REQUIREMENTS: Exactly as given, repeat all of the entries.

— Start of MATERIAL FOR THE TASK —

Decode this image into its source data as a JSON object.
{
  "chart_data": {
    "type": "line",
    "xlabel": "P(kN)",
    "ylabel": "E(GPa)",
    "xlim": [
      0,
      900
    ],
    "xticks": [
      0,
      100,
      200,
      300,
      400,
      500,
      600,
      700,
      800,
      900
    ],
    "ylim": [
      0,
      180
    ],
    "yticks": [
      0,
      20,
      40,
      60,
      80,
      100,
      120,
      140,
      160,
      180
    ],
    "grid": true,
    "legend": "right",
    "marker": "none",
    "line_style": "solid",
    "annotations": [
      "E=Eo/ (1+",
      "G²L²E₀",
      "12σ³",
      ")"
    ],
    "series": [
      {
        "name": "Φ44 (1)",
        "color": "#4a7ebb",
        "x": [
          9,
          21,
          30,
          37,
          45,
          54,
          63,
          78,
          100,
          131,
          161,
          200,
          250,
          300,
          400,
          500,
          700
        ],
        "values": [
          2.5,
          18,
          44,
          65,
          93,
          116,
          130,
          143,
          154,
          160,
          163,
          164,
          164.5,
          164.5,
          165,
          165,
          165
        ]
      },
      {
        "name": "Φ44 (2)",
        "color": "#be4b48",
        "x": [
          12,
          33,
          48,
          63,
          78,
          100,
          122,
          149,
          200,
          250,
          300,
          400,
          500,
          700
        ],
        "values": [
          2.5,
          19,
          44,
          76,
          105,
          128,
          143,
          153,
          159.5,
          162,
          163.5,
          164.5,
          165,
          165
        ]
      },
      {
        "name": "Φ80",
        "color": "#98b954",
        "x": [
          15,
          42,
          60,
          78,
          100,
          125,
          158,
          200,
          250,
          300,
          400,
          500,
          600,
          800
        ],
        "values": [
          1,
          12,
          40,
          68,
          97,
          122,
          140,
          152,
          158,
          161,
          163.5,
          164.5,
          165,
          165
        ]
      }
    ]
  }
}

— End of MATERIAL FOR THE TASK —

EXERCISE RESULT:
Decode this image into its source data as a JSON object.
{
  "chart_data": {
    "type": "line",
    "xlabel": "P(kN)",
    "ylabel": "E(GPa)",
    "xlim": [
      0,
      900
    ],
    "xticks": [
      0,
      100,
      200,
      300,
      400,
      500,
      600,
      700,
      800,
      900
    ],
    "ylim": [
      0,
      180
    ],
    "yticks": [
      0,
      20,
      40,
      60,
      80,
      100,
      120,
      140,
      160,
      180
    ],
    "grid": true,
    "legend": "right",
    "marker": "none",
    "line_style": "solid",
    "annotations": [
      "E=Eo/ (1+",
      "G²L²E₀",
      "12σ³",
      ")"
    ],
    "series": [
      {
        "name": "Φ44 (1)",
        "color": "#4a7ebb",
        "x": [
          9,
          21,
          30,
          37,
          45,
          54,
          63,
          78,
          100,
          131,
          161,
          200,
          250,
          300,
          400,
          500,
          700
        ],
        "values": [
          2.5,
          18,
          44,
          65,
          93,
          116,
          130,
          143,
          154,
          160,
          163,
          164,
          164.5,
          164.5,
          165,
          165,
          165
        ]
      },
      {
        "name": "Φ44 (2)",
        "color": "#be4b48",
        "x": [
          12,
          33,
          48,
          63,
          78,
          100,
          122,
          149,
          200,
          250,
          300,
          400,
          500,
          700
        ],
        "values": [
          2.5,
          19,
          44,
          76,
          105,
          128,
          143,
          153,
          159.5,
          162,
          163.5,
          164.5,
          165,
          165
        ]
      },
      {
        "name": "Φ80",
        "color": "#98b954",
        "x": [
          15,
          42,
          60,
          78,
          100,
          125,
          158,
          200,
          250,
          300,
          400,
          500,
          600,
          800
        ],
        "values": [
          1,
          12,
          40,
          68,
          97,
          122,
          140,
          152,
          158,
          161,
          163.5,
          164.5,
          165,
          165
        ]
      }
    ]
  }
}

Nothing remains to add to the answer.